Data records
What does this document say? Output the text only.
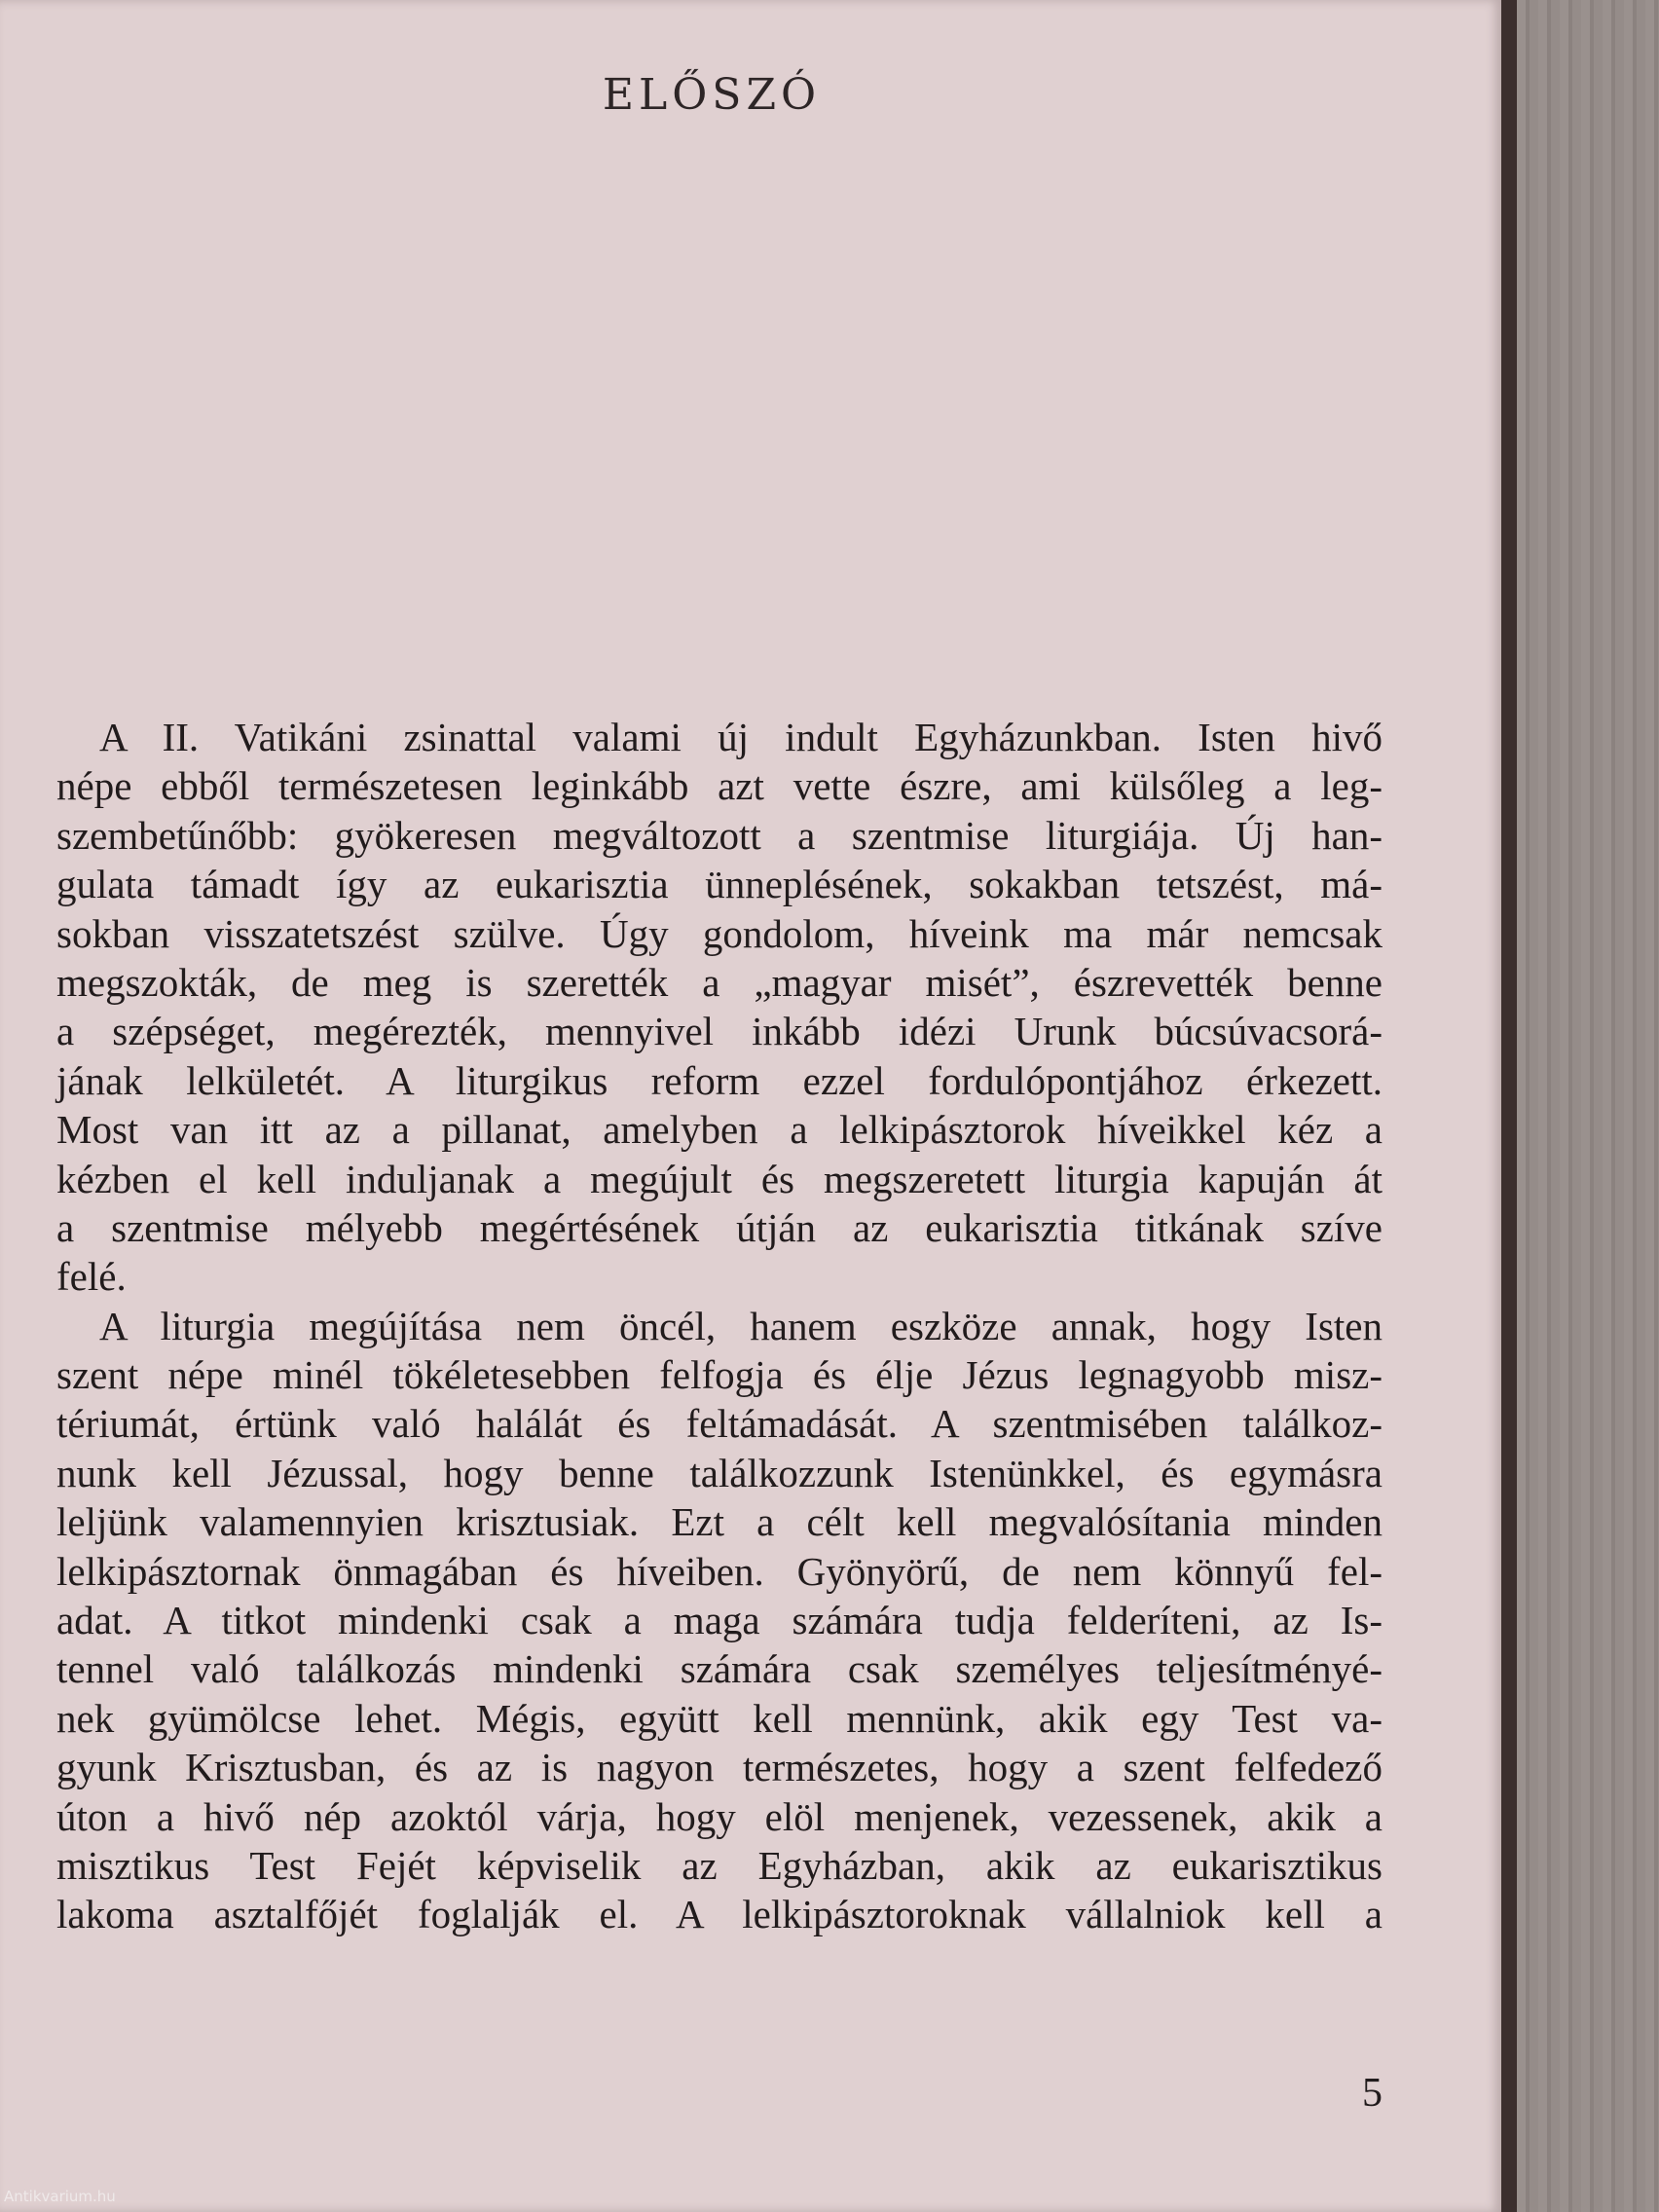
ELŐSZÓ
A II. Vatikáni zsinattal valami új indult Egyházunkban. Isten hivő
népe ebből természetesen leginkább azt vette észre, ami külsőleg a leg-
szembetűnőbb: gyökeresen megváltozott a szentmise liturgiája. Új han-
gulata támadt így az eukarisztia ünneplésének, sokakban tetszést, má-
sokban visszatetszést szülve. Úgy gondolom, híveink ma már nemcsak
megszokták, de meg is szerették a „magyar misét”, észrevették benne
a szépséget, megérezték, mennyivel inkább idézi Urunk búcsúvacsorá-
jának lelkületét. A liturgikus reform ezzel fordulópontjához érkezett.
Most van itt az a pillanat, amelyben a lelkipásztorok híveikkel kéz a
kézben el kell induljanak a megújult és megszeretett liturgia kapuján át
a szentmise mélyebb megértésének útján az eukarisztia titkának szíve
felé.
A liturgia megújítása nem öncél, hanem eszköze annak, hogy Isten
szent népe minél tökéletesebben felfogja és élje Jézus legnagyobb misz-
tériumát, értünk való halálát és feltámadását. A szentmisében találkoz-
nunk kell Jézussal, hogy benne találkozzunk Istenünkkel, és egymásra
leljünk valamennyien krisztusiak. Ezt a célt kell megvalósítania minden
lelkipásztornak önmagában és híveiben. Gyönyörű, de nem könnyű fel-
adat. A titkot mindenki csak a maga számára tudja felderíteni, az Is-
tennel való találkozás mindenki számára csak személyes teljesítményé-
nek gyümölcse lehet. Mégis, együtt kell mennünk, akik egy Test va-
gyunk Krisztusban, és az is nagyon természetes, hogy a szent felfedező
úton a hivő nép azoktól várja, hogy elöl menjenek, vezessenek, akik a
misztikus Test Fejét képviselik az Egyházban, akik az eukarisztikus
lakoma asztalfőjét foglalják el. A lelkipásztoroknak vállalniok kell a
5
Antikvarium.hu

**Exercise prompt**
Leave out the pictures and restate everything else word for word.

**The reply**
What does this document say? Output the text only.
ELŐSZÓ
A II. Vatikáni zsinattal valami új indult Egyházunkban. Isten hivő
népe ebből természetesen leginkább azt vette észre, ami külsőleg a leg-
szembetűnőbb: gyökeresen megváltozott a szentmise liturgiája. Új han-
gulata támadt így az eukarisztia ünneplésének, sokakban tetszést, má-
sokban visszatetszést szülve. Úgy gondolom, híveink ma már nemcsak
megszokták, de meg is szerették a „magyar misét”, észrevették benne
a szépséget, megérezték, mennyivel inkább idézi Urunk búcsúvacsorá-
jának lelkületét. A liturgikus reform ezzel fordulópontjához érkezett.
Most van itt az a pillanat, amelyben a lelkipásztorok híveikkel kéz a
kézben el kell induljanak a megújult és megszeretett liturgia kapuján át
a szentmise mélyebb megértésének útján az eukarisztia titkának szíve
felé.
A liturgia megújítása nem öncél, hanem eszköze annak, hogy Isten
szent népe minél tökéletesebben felfogja és élje Jézus legnagyobb misz-
tériumát, értünk való halálát és feltámadását. A szentmisében találkoz-
nunk kell Jézussal, hogy benne találkozzunk Istenünkkel, és egymásra
leljünk valamennyien krisztusiak. Ezt a célt kell megvalósítania minden
lelkipásztornak önmagában és híveiben. Gyönyörű, de nem könnyű fel-
adat. A titkot mindenki csak a maga számára tudja felderíteni, az Is-
tennel való találkozás mindenki számára csak személyes teljesítményé-
nek gyümölcse lehet. Mégis, együtt kell mennünk, akik egy Test va-
gyunk Krisztusban, és az is nagyon természetes, hogy a szent felfedező
úton a hivő nép azoktól várja, hogy elöl menjenek, vezessenek, akik a
misztikus Test Fejét képviselik az Egyházban, akik az eukarisztikus
lakoma asztalfőjét foglalják el. A lelkipásztoroknak vállalniok kell a
5
Antikvarium.hu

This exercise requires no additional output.